**TASK BRIEF**
In the entries below, find the lines with the word "know" and copy them.

[Data entries]
= = =
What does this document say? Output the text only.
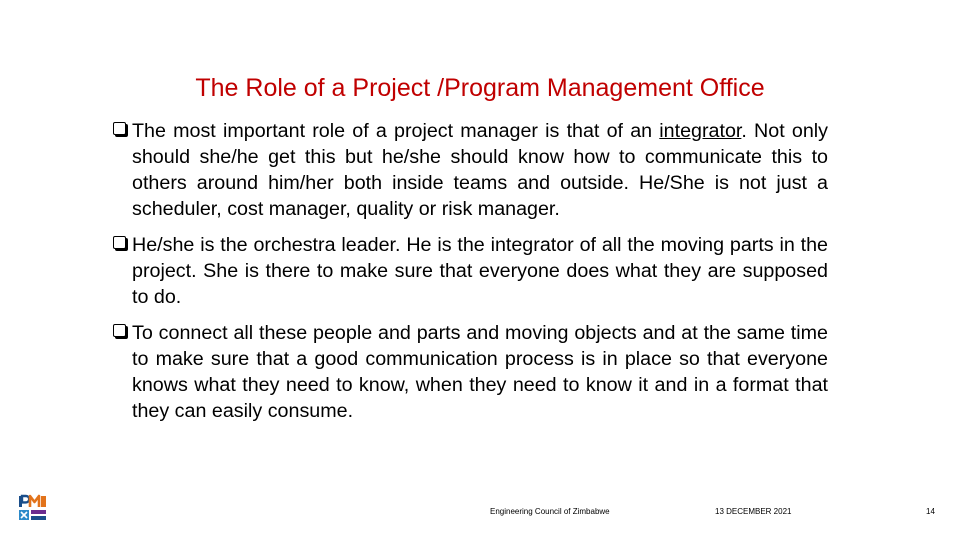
The Role of a Project /Program Management Office
The most important role of a project manager is that of an integrator. Not only should she/he get this but he/she should know how to communicate this to others around him/her both inside teams and outside. He/She is not just a scheduler, cost manager, quality or risk manager.
He/she is the orchestra leader. He is the integrator of all the moving parts in the project. She is there to make sure that everyone does what they are supposed to do.
To connect all these people and parts and moving objects and at the same time to make sure that a good communication process is in place so that everyone knows what they need to know, when they need to know it and in a format that they can easily consume.
Engineering Council of Zimbabwe	13 DECEMBER 2021	14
= = =
**CORRECT OUTPUT**
The most important role of a project manager is that of an integrator. Not only should she/he get this but he/she should know how to communicate this to others around him/her both inside teams and outside. He/She is not just a scheduler, cost manager, quality or risk manager.
To connect all these people and parts and moving objects and at the same time to make sure that a good communication process is in place so that everyone knows what they need to know, when they need to know it and in a format that they can easily consume.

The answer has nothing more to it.